What the exercise asks
Report how many lines of the following entries include the string "三八国际妇女节"; respond with the number alone.
— Start of Extracted data —
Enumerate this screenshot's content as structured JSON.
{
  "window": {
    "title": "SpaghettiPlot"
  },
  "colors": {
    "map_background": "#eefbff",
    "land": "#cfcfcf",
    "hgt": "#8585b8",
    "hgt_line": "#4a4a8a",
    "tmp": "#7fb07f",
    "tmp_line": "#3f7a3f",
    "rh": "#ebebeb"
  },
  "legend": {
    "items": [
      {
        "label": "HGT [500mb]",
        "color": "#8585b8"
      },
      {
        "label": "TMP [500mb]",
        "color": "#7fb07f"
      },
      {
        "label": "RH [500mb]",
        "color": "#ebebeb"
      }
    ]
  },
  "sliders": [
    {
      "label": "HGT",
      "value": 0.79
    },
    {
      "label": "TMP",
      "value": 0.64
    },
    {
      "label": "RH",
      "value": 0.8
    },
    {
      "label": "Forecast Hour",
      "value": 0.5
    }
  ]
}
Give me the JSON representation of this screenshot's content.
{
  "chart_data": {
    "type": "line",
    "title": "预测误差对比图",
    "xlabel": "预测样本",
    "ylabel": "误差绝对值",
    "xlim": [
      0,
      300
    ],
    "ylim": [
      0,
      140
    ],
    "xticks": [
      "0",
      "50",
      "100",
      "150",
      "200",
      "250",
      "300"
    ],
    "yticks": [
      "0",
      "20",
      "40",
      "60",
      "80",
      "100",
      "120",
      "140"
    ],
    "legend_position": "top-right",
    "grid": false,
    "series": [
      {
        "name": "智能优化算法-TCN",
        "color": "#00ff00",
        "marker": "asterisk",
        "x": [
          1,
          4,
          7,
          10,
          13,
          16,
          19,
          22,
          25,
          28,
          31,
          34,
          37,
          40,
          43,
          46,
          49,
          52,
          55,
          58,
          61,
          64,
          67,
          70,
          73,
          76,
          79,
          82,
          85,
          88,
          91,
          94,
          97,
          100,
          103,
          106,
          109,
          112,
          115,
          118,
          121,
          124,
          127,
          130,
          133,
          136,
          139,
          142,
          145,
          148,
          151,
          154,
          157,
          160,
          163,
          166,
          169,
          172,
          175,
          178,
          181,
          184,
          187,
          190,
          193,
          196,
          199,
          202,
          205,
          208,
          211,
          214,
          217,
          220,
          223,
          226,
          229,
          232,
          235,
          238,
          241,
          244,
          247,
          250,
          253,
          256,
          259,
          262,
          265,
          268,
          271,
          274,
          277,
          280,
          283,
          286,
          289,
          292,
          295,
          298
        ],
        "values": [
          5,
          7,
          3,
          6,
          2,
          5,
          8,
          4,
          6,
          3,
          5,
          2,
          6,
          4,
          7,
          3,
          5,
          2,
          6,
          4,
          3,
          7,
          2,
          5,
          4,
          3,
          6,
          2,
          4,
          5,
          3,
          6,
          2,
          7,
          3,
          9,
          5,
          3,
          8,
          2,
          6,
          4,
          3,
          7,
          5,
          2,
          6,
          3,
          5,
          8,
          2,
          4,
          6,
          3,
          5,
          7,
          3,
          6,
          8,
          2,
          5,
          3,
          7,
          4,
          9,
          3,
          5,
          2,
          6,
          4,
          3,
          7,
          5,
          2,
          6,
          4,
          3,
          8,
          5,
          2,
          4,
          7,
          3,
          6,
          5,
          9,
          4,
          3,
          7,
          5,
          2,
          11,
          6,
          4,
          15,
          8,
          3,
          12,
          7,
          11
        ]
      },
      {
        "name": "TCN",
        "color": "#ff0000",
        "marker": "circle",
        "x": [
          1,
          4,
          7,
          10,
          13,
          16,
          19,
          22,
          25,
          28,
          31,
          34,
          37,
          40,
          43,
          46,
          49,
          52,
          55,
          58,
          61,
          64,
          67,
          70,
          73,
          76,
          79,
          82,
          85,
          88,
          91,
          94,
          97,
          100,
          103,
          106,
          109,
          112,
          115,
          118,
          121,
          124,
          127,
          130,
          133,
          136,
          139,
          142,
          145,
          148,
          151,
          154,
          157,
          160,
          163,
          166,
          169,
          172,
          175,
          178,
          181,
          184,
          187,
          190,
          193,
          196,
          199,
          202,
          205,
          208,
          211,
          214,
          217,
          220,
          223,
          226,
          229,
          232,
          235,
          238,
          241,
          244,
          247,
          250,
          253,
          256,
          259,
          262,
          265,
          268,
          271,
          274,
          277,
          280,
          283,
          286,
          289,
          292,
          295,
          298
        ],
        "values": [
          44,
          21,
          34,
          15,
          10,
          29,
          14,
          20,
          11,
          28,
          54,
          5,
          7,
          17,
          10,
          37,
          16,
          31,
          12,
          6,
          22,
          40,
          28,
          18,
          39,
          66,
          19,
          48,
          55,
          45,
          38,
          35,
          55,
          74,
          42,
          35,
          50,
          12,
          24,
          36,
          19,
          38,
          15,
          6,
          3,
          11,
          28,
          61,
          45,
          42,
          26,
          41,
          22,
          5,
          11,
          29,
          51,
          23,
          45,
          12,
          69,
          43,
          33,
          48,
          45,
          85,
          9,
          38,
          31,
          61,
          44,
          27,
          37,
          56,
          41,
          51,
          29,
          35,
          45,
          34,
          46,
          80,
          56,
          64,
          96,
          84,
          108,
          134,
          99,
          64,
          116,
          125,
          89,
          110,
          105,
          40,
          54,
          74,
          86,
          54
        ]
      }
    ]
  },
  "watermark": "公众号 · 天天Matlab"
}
— End of Extracted data —
— Start of Extracted data —
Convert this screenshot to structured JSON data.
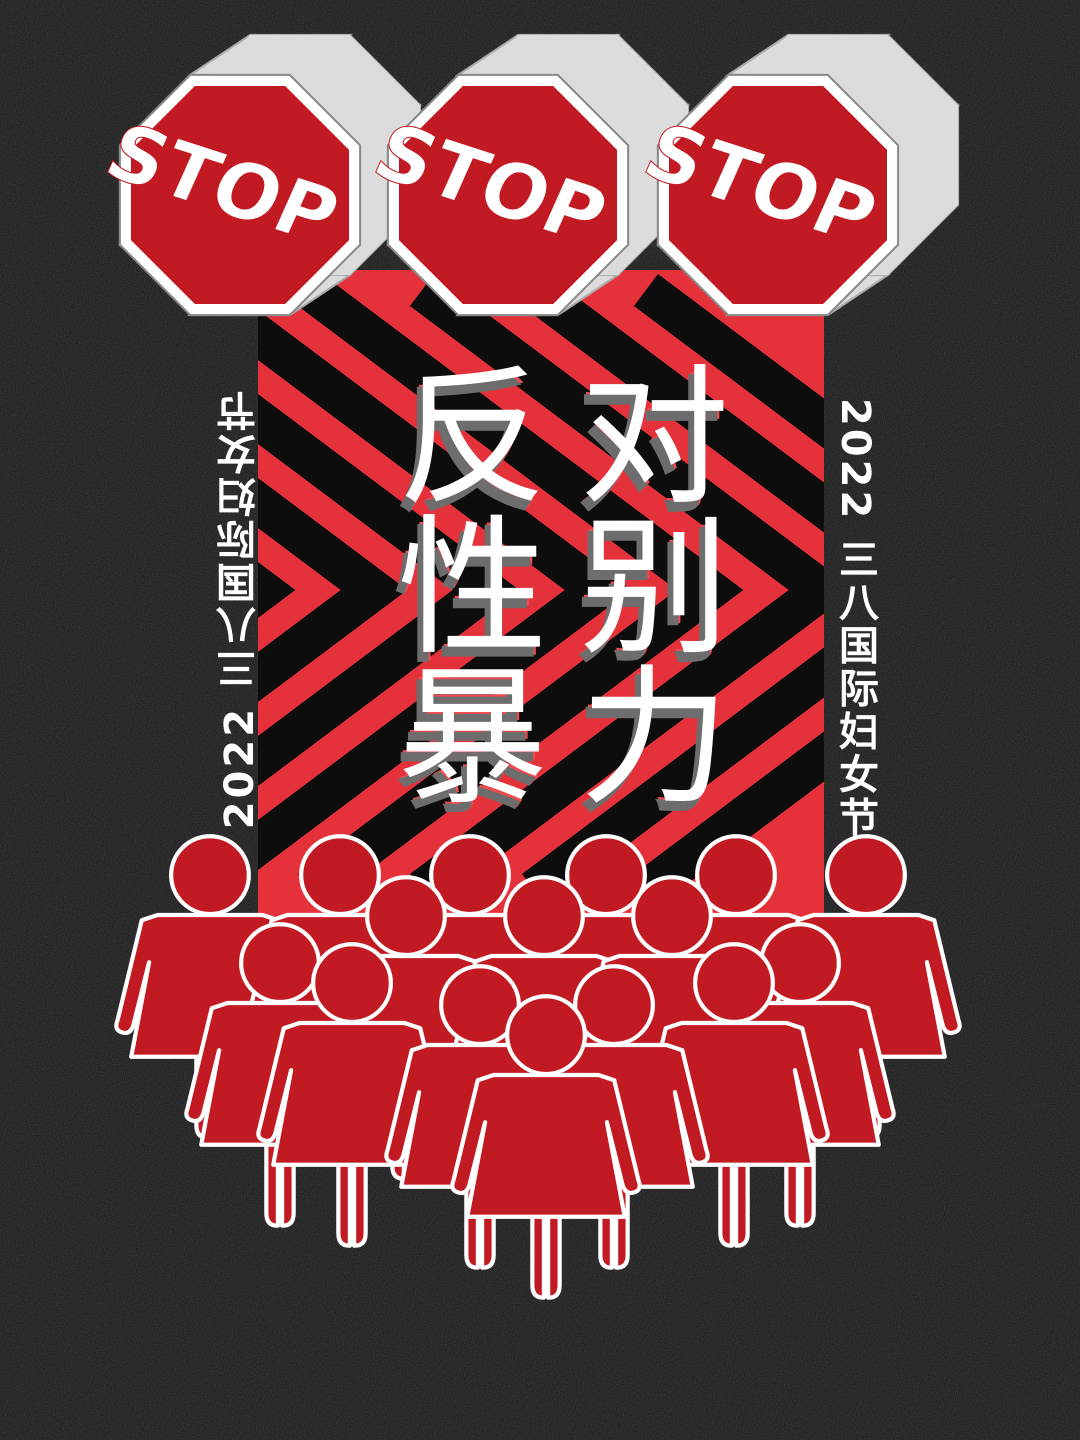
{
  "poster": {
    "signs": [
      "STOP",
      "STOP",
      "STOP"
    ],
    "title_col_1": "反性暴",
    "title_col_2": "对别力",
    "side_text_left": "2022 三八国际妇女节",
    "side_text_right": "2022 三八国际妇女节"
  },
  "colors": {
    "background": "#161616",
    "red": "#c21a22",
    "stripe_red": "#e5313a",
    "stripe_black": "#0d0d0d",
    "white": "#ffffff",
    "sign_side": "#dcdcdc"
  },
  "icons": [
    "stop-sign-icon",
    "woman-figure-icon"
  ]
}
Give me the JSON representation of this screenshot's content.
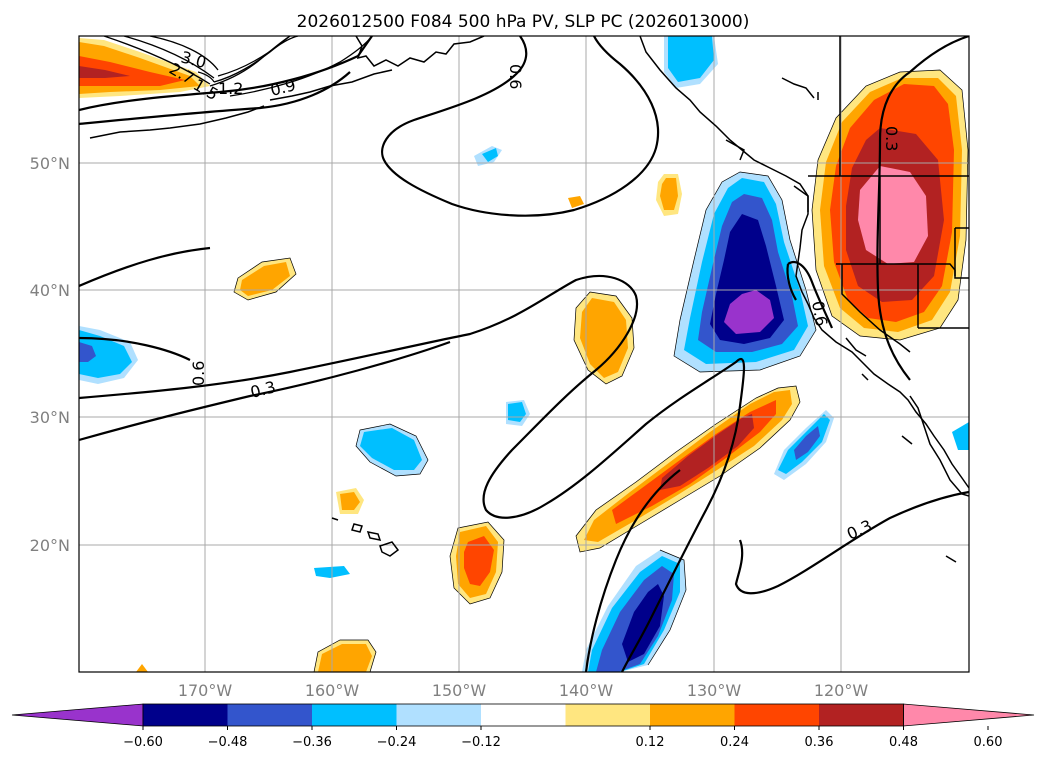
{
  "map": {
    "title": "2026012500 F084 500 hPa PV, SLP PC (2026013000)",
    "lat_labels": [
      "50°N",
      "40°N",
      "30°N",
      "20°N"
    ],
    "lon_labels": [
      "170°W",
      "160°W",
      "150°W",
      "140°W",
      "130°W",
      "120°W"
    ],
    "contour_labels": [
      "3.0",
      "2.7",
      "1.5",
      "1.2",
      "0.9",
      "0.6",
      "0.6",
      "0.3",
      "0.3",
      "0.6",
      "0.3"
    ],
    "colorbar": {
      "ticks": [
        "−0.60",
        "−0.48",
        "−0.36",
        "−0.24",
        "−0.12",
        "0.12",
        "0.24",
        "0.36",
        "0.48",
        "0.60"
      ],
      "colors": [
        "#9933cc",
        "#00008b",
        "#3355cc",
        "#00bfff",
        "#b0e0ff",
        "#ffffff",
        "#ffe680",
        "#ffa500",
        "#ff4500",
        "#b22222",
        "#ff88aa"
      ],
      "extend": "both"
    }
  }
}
— End of Extracted data —
— Start of Extracted data —
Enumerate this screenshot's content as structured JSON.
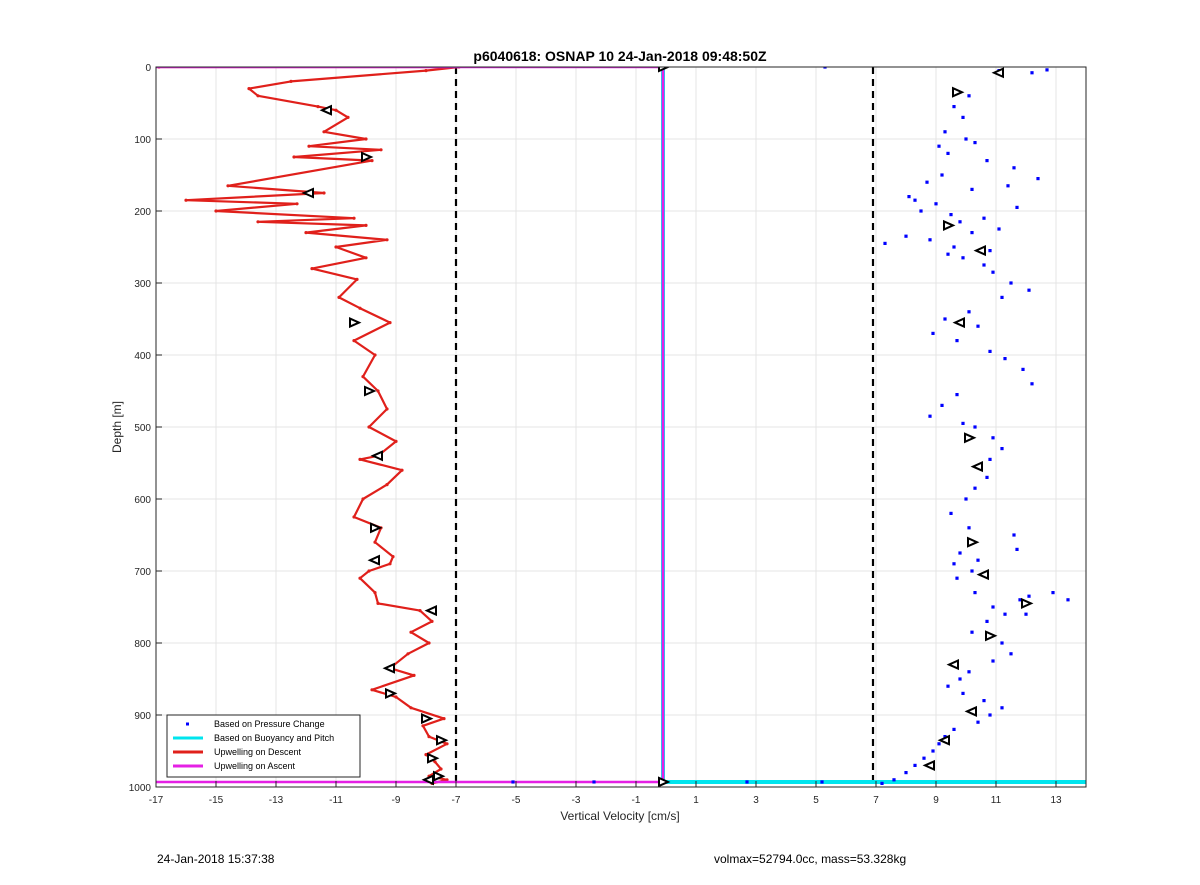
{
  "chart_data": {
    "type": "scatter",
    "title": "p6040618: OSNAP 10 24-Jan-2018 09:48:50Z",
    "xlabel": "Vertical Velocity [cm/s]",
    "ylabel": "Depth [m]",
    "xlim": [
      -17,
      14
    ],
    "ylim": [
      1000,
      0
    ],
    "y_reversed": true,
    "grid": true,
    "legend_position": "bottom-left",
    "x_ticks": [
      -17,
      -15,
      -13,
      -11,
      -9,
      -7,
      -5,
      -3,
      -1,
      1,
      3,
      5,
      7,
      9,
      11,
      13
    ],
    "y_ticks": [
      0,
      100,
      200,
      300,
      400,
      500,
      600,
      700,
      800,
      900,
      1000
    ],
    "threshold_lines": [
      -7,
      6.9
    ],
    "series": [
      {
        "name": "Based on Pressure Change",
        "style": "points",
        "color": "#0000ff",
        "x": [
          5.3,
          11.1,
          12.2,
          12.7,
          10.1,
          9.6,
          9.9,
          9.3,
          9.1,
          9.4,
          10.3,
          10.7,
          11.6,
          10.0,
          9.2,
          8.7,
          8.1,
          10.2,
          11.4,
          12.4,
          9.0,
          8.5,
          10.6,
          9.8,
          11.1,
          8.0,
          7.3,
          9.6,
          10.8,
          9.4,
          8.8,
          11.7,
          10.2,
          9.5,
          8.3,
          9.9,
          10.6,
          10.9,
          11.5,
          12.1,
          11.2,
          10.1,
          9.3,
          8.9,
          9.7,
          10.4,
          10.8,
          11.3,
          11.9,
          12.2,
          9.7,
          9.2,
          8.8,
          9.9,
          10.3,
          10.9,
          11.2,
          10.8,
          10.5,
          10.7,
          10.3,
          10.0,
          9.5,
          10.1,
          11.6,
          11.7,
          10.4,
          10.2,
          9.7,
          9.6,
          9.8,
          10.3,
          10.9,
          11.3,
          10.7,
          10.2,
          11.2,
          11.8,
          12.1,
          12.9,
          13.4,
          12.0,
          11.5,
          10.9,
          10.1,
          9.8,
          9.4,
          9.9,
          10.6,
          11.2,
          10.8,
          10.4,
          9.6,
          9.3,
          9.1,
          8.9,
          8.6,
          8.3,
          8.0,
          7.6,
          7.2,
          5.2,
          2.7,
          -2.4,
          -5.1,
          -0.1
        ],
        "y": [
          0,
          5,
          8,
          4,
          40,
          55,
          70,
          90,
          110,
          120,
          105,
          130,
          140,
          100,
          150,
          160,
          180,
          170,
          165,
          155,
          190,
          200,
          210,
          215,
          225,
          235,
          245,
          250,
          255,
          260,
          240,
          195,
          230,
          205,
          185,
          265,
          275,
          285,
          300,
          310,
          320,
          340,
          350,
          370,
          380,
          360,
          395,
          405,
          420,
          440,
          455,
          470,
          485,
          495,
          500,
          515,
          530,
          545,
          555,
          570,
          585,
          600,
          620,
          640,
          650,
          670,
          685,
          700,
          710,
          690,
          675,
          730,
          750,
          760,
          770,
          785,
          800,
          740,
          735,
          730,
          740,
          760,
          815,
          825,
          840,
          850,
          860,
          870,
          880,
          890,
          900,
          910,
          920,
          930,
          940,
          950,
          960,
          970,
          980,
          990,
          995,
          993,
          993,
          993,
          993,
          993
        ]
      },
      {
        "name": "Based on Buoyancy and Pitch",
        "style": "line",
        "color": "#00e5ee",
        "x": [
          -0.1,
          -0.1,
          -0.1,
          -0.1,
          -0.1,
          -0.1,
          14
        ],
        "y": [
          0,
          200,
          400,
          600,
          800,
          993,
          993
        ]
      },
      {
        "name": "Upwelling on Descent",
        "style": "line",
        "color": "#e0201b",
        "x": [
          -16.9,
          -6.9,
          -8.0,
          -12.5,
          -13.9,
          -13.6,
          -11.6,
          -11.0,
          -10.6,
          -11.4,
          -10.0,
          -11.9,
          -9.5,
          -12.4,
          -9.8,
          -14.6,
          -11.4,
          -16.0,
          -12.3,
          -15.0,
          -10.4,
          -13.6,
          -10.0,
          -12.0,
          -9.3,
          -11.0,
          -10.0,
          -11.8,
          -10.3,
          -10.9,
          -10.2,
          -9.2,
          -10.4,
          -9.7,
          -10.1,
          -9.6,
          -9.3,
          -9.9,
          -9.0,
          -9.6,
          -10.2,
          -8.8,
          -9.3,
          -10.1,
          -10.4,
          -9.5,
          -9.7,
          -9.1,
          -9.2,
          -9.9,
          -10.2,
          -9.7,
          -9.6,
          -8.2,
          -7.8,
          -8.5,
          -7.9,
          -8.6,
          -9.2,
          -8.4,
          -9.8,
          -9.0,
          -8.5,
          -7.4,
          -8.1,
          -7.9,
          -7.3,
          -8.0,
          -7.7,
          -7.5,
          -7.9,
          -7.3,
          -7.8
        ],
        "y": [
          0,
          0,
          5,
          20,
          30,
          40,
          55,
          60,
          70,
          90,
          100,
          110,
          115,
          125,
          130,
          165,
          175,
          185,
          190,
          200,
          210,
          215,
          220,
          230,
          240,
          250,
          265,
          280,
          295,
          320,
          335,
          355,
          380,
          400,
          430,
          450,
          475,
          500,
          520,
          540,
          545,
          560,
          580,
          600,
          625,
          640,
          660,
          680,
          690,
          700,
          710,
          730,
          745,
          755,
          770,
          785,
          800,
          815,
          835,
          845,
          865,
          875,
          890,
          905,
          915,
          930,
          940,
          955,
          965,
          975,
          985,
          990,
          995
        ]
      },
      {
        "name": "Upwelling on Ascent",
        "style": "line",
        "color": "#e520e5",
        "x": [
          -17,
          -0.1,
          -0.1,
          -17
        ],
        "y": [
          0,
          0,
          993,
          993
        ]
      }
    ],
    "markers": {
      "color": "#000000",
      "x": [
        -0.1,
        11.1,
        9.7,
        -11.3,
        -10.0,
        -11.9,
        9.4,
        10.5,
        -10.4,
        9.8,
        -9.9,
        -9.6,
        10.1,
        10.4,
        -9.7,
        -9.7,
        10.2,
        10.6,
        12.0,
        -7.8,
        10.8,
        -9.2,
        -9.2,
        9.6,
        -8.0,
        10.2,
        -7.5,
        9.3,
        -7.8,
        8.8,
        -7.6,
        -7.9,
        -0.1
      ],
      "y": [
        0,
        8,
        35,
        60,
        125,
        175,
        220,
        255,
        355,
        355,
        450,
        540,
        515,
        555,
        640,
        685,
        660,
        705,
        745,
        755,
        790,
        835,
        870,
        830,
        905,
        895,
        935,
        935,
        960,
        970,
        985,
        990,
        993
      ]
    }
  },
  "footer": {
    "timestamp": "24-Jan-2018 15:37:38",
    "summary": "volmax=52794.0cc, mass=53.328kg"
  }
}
— End of Extracted data —
Answer to the task
2